## START

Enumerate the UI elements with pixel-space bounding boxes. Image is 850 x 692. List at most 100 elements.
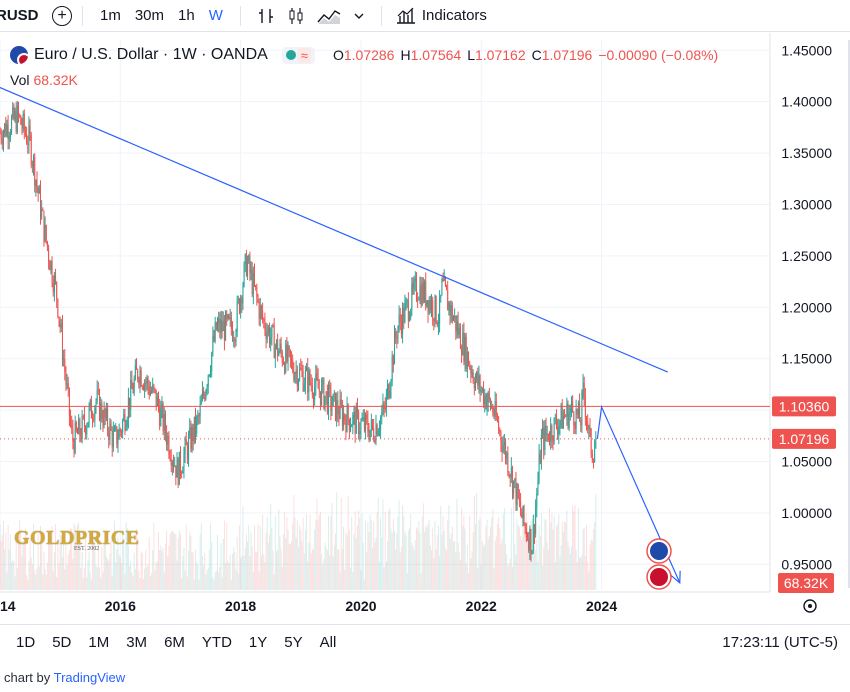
range-1d[interactable]: 1D bbox=[16, 634, 36, 651]
candle-body bbox=[567, 403, 569, 428]
interval-30m[interactable]: 30m bbox=[134, 7, 165, 24]
candle-body bbox=[105, 408, 107, 418]
range-5d[interactable]: 5D bbox=[52, 634, 72, 651]
indicators-button[interactable]: Indicators bbox=[396, 7, 487, 25]
volume-bar bbox=[211, 542, 213, 590]
candle-body bbox=[26, 134, 28, 144]
candle-body bbox=[148, 386, 150, 396]
candle-body bbox=[318, 388, 320, 392]
candle-body bbox=[365, 414, 367, 430]
bar-style-icon[interactable] bbox=[257, 7, 275, 25]
candle-body bbox=[343, 414, 345, 426]
volume-bar bbox=[328, 515, 330, 590]
candle-body bbox=[195, 416, 197, 434]
candle-body bbox=[510, 467, 512, 478]
candle-body bbox=[397, 326, 399, 339]
candle-body bbox=[359, 431, 361, 435]
volume-bar bbox=[399, 552, 401, 590]
candle-body bbox=[479, 375, 481, 392]
candle-body bbox=[74, 422, 76, 453]
range-5y[interactable]: 5Y bbox=[284, 634, 303, 651]
candle-body bbox=[529, 529, 531, 551]
volume-bar bbox=[344, 569, 346, 590]
candle-body bbox=[258, 301, 260, 320]
volume-bar bbox=[322, 564, 324, 590]
candle-body bbox=[116, 426, 118, 445]
y-tick-label: 0.95000 bbox=[781, 556, 832, 572]
candle-body bbox=[31, 164, 33, 166]
candle-body bbox=[544, 425, 546, 450]
candle-body bbox=[129, 397, 131, 410]
candle-body bbox=[103, 408, 105, 426]
range-6m[interactable]: 6M bbox=[164, 634, 185, 651]
volume-bar bbox=[192, 552, 194, 590]
candle-body bbox=[42, 209, 44, 211]
range-3m[interactable]: 3M bbox=[126, 634, 148, 651]
volume-bar bbox=[580, 557, 582, 590]
volume-bar bbox=[378, 561, 380, 590]
volume-bar bbox=[178, 530, 180, 590]
candle-body bbox=[177, 458, 179, 485]
settings-gear-icon[interactable] bbox=[803, 599, 817, 613]
candle-body bbox=[329, 385, 331, 389]
volume-bar bbox=[115, 561, 117, 590]
volume-bar bbox=[124, 574, 126, 590]
add-symbol-icon[interactable]: + bbox=[52, 5, 72, 26]
symbol-name[interactable]: RUSD bbox=[0, 7, 39, 24]
candle-body bbox=[108, 430, 110, 440]
market-status-badge[interactable]: ≈ bbox=[281, 46, 315, 64]
candle-body bbox=[381, 412, 383, 418]
volume-bar bbox=[321, 554, 323, 590]
volume-bar bbox=[14, 576, 16, 590]
candle-body bbox=[260, 305, 262, 311]
volume-bar bbox=[488, 535, 490, 590]
candle-body bbox=[48, 247, 50, 262]
volume-bar bbox=[558, 514, 560, 590]
candle-body bbox=[51, 261, 53, 283]
interval-weekly[interactable]: W bbox=[208, 7, 223, 24]
candle-body bbox=[189, 427, 191, 437]
candle-body bbox=[390, 381, 392, 391]
interval-1m[interactable]: 1m bbox=[100, 7, 121, 24]
interval-1h[interactable]: 1h bbox=[178, 7, 195, 24]
range-all[interactable]: All bbox=[319, 634, 337, 651]
candle-body bbox=[109, 423, 111, 440]
timezone-clock[interactable]: 17:23:11 (UTC-5) bbox=[722, 634, 838, 651]
candle-body bbox=[8, 136, 10, 140]
open-value: 1.07286 bbox=[343, 47, 395, 63]
volume-bar bbox=[114, 520, 116, 590]
tradingview-link[interactable]: TradingView bbox=[53, 670, 126, 685]
candle-body bbox=[450, 305, 452, 316]
candle-body bbox=[122, 420, 124, 433]
candle-body bbox=[458, 327, 460, 335]
volume-bar bbox=[297, 547, 299, 590]
volume-bar bbox=[359, 518, 361, 590]
chart-area[interactable]: 0.950001.000001.050001.100001.150001.200… bbox=[0, 33, 850, 620]
volume-bar bbox=[468, 572, 470, 590]
chevron-down-icon[interactable] bbox=[353, 10, 365, 22]
candles-style-icon[interactable] bbox=[287, 7, 305, 25]
volume-bar bbox=[70, 528, 72, 590]
candle-body bbox=[270, 337, 272, 344]
candle-body bbox=[196, 416, 198, 434]
range-1y[interactable]: 1Y bbox=[248, 634, 268, 651]
candle-body bbox=[557, 426, 559, 435]
range-ytd[interactable]: YTD bbox=[201, 634, 232, 651]
volume-bar bbox=[201, 556, 203, 590]
volume-bar bbox=[573, 510, 575, 590]
candle-body bbox=[398, 315, 400, 327]
area-style-icon[interactable] bbox=[317, 7, 341, 25]
volume-bar bbox=[35, 574, 37, 590]
range-1m[interactable]: 1M bbox=[88, 634, 110, 651]
candle-body bbox=[192, 427, 194, 442]
volume-bar bbox=[86, 577, 88, 590]
candle-body bbox=[383, 403, 385, 408]
volume-bar bbox=[151, 573, 153, 590]
candle-body bbox=[266, 331, 268, 339]
candle-body bbox=[127, 397, 129, 420]
candle-body bbox=[34, 156, 36, 187]
candle-body bbox=[244, 254, 246, 264]
price-chart[interactable]: 0.950001.000001.050001.100001.150001.200… bbox=[0, 33, 850, 620]
volume-bar bbox=[544, 519, 546, 590]
candle-body bbox=[429, 300, 431, 311]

## END

OBJECTIVE
Reproduce the item above word for word, leaving out the picture.

THE OUTPUT
Enumerate the UI elements with pixel-space bounding boxes. Image is 850 x 692. List at most 100 elements.
range-1d[interactable]: 1D bbox=[16, 634, 36, 651]
candle-body bbox=[567, 403, 569, 428]
interval-30m[interactable]: 30m bbox=[134, 7, 165, 24]
candle-body bbox=[105, 408, 107, 418]
range-5d[interactable]: 5D bbox=[52, 634, 72, 651]
indicators-button[interactable]: Indicators bbox=[396, 7, 487, 25]
volume-bar bbox=[211, 542, 213, 590]
candle-body bbox=[26, 134, 28, 144]
candle-body bbox=[148, 386, 150, 396]
candle-body bbox=[318, 388, 320, 392]
candle-body bbox=[365, 414, 367, 430]
bar-style-icon[interactable] bbox=[257, 7, 275, 25]
candle-body bbox=[343, 414, 345, 426]
volume-bar bbox=[328, 515, 330, 590]
candle-body bbox=[195, 416, 197, 434]
candle-body bbox=[510, 467, 512, 478]
candle-body bbox=[397, 326, 399, 339]
candle-body bbox=[359, 431, 361, 435]
volume-bar bbox=[399, 552, 401, 590]
candle-body bbox=[479, 375, 481, 392]
candle-body bbox=[74, 422, 76, 453]
range-5y[interactable]: 5Y bbox=[284, 634, 303, 651]
candle-body bbox=[529, 529, 531, 551]
volume-bar bbox=[344, 569, 346, 590]
candle-body bbox=[258, 301, 260, 320]
volume-bar bbox=[322, 564, 324, 590]
candle-body bbox=[116, 426, 118, 445]
y-tick-label: 0.95000 bbox=[781, 556, 832, 572]
candle-body bbox=[31, 164, 33, 166]
candle-body bbox=[544, 425, 546, 450]
candle-body bbox=[129, 397, 131, 410]
candle-body bbox=[103, 408, 105, 426]
range-6m[interactable]: 6M bbox=[164, 634, 185, 651]
volume-bar bbox=[192, 552, 194, 590]
candle-body bbox=[42, 209, 44, 211]
range-3m[interactable]: 3M bbox=[126, 634, 148, 651]
volume-bar bbox=[580, 557, 582, 590]
volume-bar bbox=[378, 561, 380, 590]
volume-bar bbox=[178, 530, 180, 590]
candle-body bbox=[177, 458, 179, 485]
settings-gear-icon[interactable] bbox=[803, 599, 817, 613]
candle-body bbox=[329, 385, 331, 389]
volume-bar bbox=[115, 561, 117, 590]
volume-bar bbox=[124, 574, 126, 590]
add-symbol-icon[interactable]: + bbox=[52, 5, 72, 26]
symbol-name[interactable]: RUSD bbox=[0, 7, 39, 24]
candle-body bbox=[108, 430, 110, 440]
market-status-badge[interactable]: ≈ bbox=[281, 46, 315, 64]
candle-body bbox=[381, 412, 383, 418]
volume-bar bbox=[321, 554, 323, 590]
volume-bar bbox=[14, 576, 16, 590]
candle-body bbox=[260, 305, 262, 311]
volume-bar bbox=[488, 535, 490, 590]
candle-body bbox=[48, 247, 50, 262]
volume-bar bbox=[558, 514, 560, 590]
candle-body bbox=[51, 261, 53, 283]
interval-weekly[interactable]: W bbox=[208, 7, 223, 24]
candle-body bbox=[189, 427, 191, 437]
candle-body bbox=[390, 381, 392, 391]
interval-1m[interactable]: 1m bbox=[100, 7, 121, 24]
interval-1h[interactable]: 1h bbox=[178, 7, 195, 24]
range-all[interactable]: All bbox=[319, 634, 337, 651]
candle-body bbox=[109, 423, 111, 440]
timezone-clock[interactable]: 17:23:11 (UTC-5) bbox=[722, 634, 838, 651]
candle-body bbox=[8, 136, 10, 140]
open-value: 1.07286 bbox=[343, 47, 395, 63]
volume-bar bbox=[114, 520, 116, 590]
tradingview-link[interactable]: TradingView bbox=[53, 670, 126, 685]
candle-body bbox=[450, 305, 452, 316]
candle-body bbox=[122, 420, 124, 433]
candle-body bbox=[458, 327, 460, 335]
volume-bar bbox=[297, 547, 299, 590]
volume-bar bbox=[359, 518, 361, 590]
chart-area[interactable]: 0.950001.000001.050001.100001.150001.200… bbox=[0, 33, 850, 620]
volume-bar bbox=[468, 572, 470, 590]
chevron-down-icon[interactable] bbox=[353, 10, 365, 22]
candles-style-icon[interactable] bbox=[287, 7, 305, 25]
volume-bar bbox=[70, 528, 72, 590]
candle-body bbox=[270, 337, 272, 344]
candle-body bbox=[196, 416, 198, 434]
range-1y[interactable]: 1Y bbox=[248, 634, 268, 651]
candle-body bbox=[557, 426, 559, 435]
range-ytd[interactable]: YTD bbox=[201, 634, 232, 651]
volume-bar bbox=[201, 556, 203, 590]
volume-bar bbox=[573, 510, 575, 590]
candle-body bbox=[398, 315, 400, 327]
area-style-icon[interactable] bbox=[317, 7, 341, 25]
volume-bar bbox=[35, 574, 37, 590]
range-1m[interactable]: 1M bbox=[88, 634, 110, 651]
candle-body bbox=[192, 427, 194, 442]
volume-bar bbox=[86, 577, 88, 590]
candle-body bbox=[383, 403, 385, 408]
volume-bar bbox=[151, 573, 153, 590]
candle-body bbox=[266, 331, 268, 339]
candle-body bbox=[127, 397, 129, 420]
candle-body bbox=[34, 156, 36, 187]
candle-body bbox=[244, 254, 246, 264]
price-chart[interactable]: 0.950001.000001.050001.100001.150001.200… bbox=[0, 33, 850, 620]
volume-bar bbox=[544, 519, 546, 590]
candle-body bbox=[429, 300, 431, 311]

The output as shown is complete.